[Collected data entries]

- - - - - - -

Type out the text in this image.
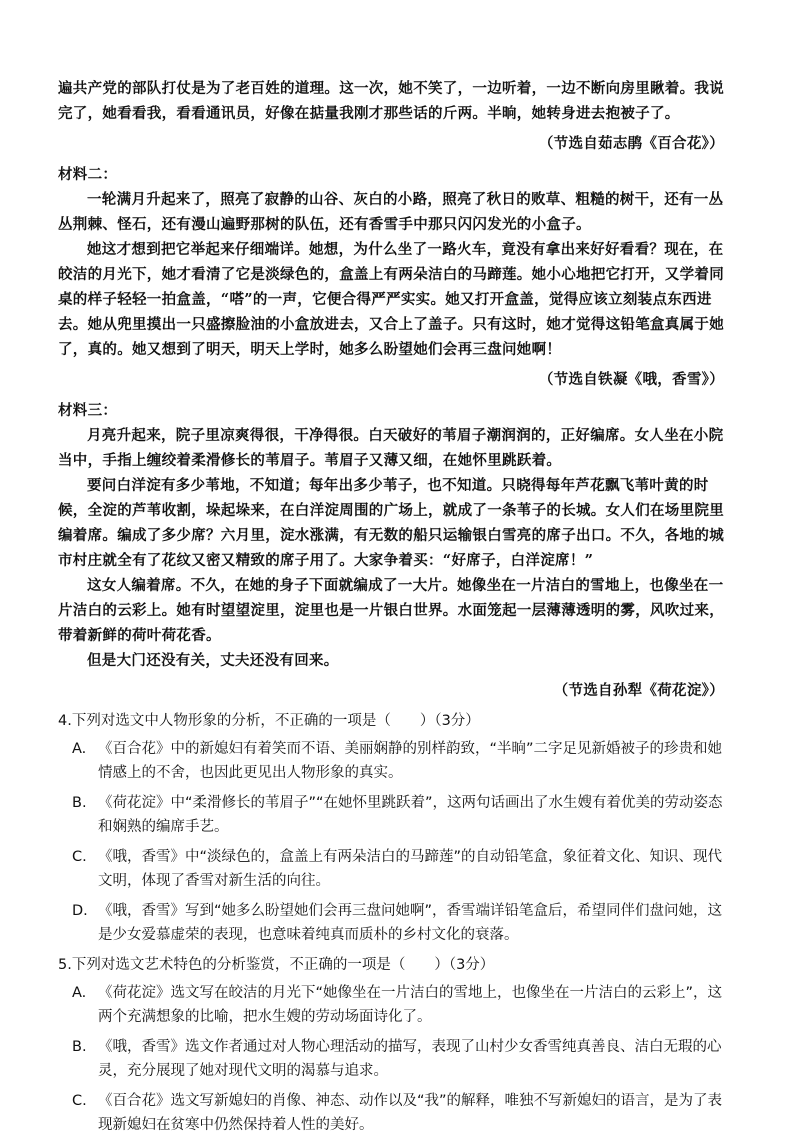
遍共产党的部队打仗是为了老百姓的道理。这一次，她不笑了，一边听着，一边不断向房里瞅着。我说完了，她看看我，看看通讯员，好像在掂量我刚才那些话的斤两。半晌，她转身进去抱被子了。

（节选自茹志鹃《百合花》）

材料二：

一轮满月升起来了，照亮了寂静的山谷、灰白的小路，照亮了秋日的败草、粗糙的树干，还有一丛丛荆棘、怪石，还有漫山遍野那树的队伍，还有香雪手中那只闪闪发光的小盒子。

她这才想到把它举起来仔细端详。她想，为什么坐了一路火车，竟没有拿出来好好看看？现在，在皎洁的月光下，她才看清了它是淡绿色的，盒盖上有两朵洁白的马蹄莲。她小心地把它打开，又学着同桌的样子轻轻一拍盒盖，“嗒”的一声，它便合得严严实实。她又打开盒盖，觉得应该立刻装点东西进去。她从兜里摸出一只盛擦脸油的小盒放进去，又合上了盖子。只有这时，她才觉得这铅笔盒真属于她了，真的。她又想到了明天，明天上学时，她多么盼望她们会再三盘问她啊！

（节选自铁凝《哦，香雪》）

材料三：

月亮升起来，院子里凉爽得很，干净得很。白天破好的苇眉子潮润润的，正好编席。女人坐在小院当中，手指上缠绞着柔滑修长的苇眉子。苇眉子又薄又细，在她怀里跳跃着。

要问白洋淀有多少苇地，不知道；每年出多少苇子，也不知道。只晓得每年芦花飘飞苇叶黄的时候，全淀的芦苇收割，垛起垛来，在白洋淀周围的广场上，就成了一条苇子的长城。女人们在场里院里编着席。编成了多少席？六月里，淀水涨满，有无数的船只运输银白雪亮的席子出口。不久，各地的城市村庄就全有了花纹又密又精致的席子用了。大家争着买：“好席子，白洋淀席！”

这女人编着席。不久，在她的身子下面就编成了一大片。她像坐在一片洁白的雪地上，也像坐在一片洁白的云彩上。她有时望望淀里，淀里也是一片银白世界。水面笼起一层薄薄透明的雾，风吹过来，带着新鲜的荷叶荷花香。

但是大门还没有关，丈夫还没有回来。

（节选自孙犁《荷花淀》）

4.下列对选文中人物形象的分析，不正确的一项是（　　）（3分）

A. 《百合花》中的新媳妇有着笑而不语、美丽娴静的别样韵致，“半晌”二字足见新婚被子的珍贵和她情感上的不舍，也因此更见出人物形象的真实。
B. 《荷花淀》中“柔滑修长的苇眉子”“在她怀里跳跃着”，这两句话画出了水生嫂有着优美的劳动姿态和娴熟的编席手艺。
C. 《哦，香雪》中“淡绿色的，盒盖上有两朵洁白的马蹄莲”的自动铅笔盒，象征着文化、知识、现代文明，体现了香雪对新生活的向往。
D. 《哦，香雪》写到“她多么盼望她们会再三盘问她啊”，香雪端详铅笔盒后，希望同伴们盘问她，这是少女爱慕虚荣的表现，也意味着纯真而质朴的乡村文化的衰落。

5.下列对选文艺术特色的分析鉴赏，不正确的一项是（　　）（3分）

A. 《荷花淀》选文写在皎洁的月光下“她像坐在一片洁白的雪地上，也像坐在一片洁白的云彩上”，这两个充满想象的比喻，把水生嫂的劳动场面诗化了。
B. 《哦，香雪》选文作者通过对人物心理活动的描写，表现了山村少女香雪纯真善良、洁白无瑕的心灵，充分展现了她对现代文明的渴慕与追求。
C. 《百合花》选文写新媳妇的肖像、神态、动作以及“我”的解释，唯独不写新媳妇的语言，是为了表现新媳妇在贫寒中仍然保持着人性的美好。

- - - - - - -

### OBJECTIVE
Copy out each line exactly, without the pictures.

### OUTPUT FOR THIS TASK
Type out the text in this image.
遍共产党的部队打仗是为了老百姓的道理。这一次，她不笑了，一边听着，一边不断向房里瞅着。我说完了，她看看我，看看通讯员，好像在掂量我刚才那些话的斤两。半晌，她转身进去抱被子了。

（节选自茹志鹃《百合花》）

材料二：

一轮满月升起来了，照亮了寂静的山谷、灰白的小路，照亮了秋日的败草、粗糙的树干，还有一丛丛荆棘、怪石，还有漫山遍野那树的队伍，还有香雪手中那只闪闪发光的小盒子。

她这才想到把它举起来仔细端详。她想，为什么坐了一路火车，竟没有拿出来好好看看？现在，在皎洁的月光下，她才看清了它是淡绿色的，盒盖上有两朵洁白的马蹄莲。她小心地把它打开，又学着同桌的样子轻轻一拍盒盖，“嗒”的一声，它便合得严严实实。她又打开盒盖，觉得应该立刻装点东西进去。她从兜里摸出一只盛擦脸油的小盒放进去，又合上了盖子。只有这时，她才觉得这铅笔盒真属于她了，真的。她又想到了明天，明天上学时，她多么盼望她们会再三盘问她啊！

（节选自铁凝《哦，香雪》）

材料三：

月亮升起来，院子里凉爽得很，干净得很。白天破好的苇眉子潮润润的，正好编席。女人坐在小院当中，手指上缠绞着柔滑修长的苇眉子。苇眉子又薄又细，在她怀里跳跃着。

要问白洋淀有多少苇地，不知道；每年出多少苇子，也不知道。只晓得每年芦花飘飞苇叶黄的时候，全淀的芦苇收割，垛起垛来，在白洋淀周围的广场上，就成了一条苇子的长城。女人们在场里院里编着席。编成了多少席？六月里，淀水涨满，有无数的船只运输银白雪亮的席子出口。不久，各地的城市村庄就全有了花纹又密又精致的席子用了。大家争着买：“好席子，白洋淀席！”

这女人编着席。不久，在她的身子下面就编成了一大片。她像坐在一片洁白的雪地上，也像坐在一片洁白的云彩上。她有时望望淀里，淀里也是一片银白世界。水面笼起一层薄薄透明的雾，风吹过来，带着新鲜的荷叶荷花香。

但是大门还没有关，丈夫还没有回来。

（节选自孙犁《荷花淀》）

4.下列对选文中人物形象的分析，不正确的一项是（　　）（3分）

A. 《百合花》中的新媳妇有着笑而不语、美丽娴静的别样韵致，“半晌”二字足见新婚被子的珍贵和她情感上的不舍，也因此更见出人物形象的真实。
B. 《荷花淀》中“柔滑修长的苇眉子”“在她怀里跳跃着”，这两句话画出了水生嫂有着优美的劳动姿态和娴熟的编席手艺。
C. 《哦，香雪》中“淡绿色的，盒盖上有两朵洁白的马蹄莲”的自动铅笔盒，象征着文化、知识、现代文明，体现了香雪对新生活的向往。
D. 《哦，香雪》写到“她多么盼望她们会再三盘问她啊”，香雪端详铅笔盒后，希望同伴们盘问她，这是少女爱慕虚荣的表现，也意味着纯真而质朴的乡村文化的衰落。

5.下列对选文艺术特色的分析鉴赏，不正确的一项是（　　）（3分）

A. 《荷花淀》选文写在皎洁的月光下“她像坐在一片洁白的雪地上，也像坐在一片洁白的云彩上”，这两个充满想象的比喻，把水生嫂的劳动场面诗化了。
B. 《哦，香雪》选文作者通过对人物心理活动的描写，表现了山村少女香雪纯真善良、洁白无瑕的心灵，充分展现了她对现代文明的渴慕与追求。
C. 《百合花》选文写新媳妇的肖像、神态、动作以及“我”的解释，唯独不写新媳妇的语言，是为了表现新媳妇在贫寒中仍然保持着人性的美好。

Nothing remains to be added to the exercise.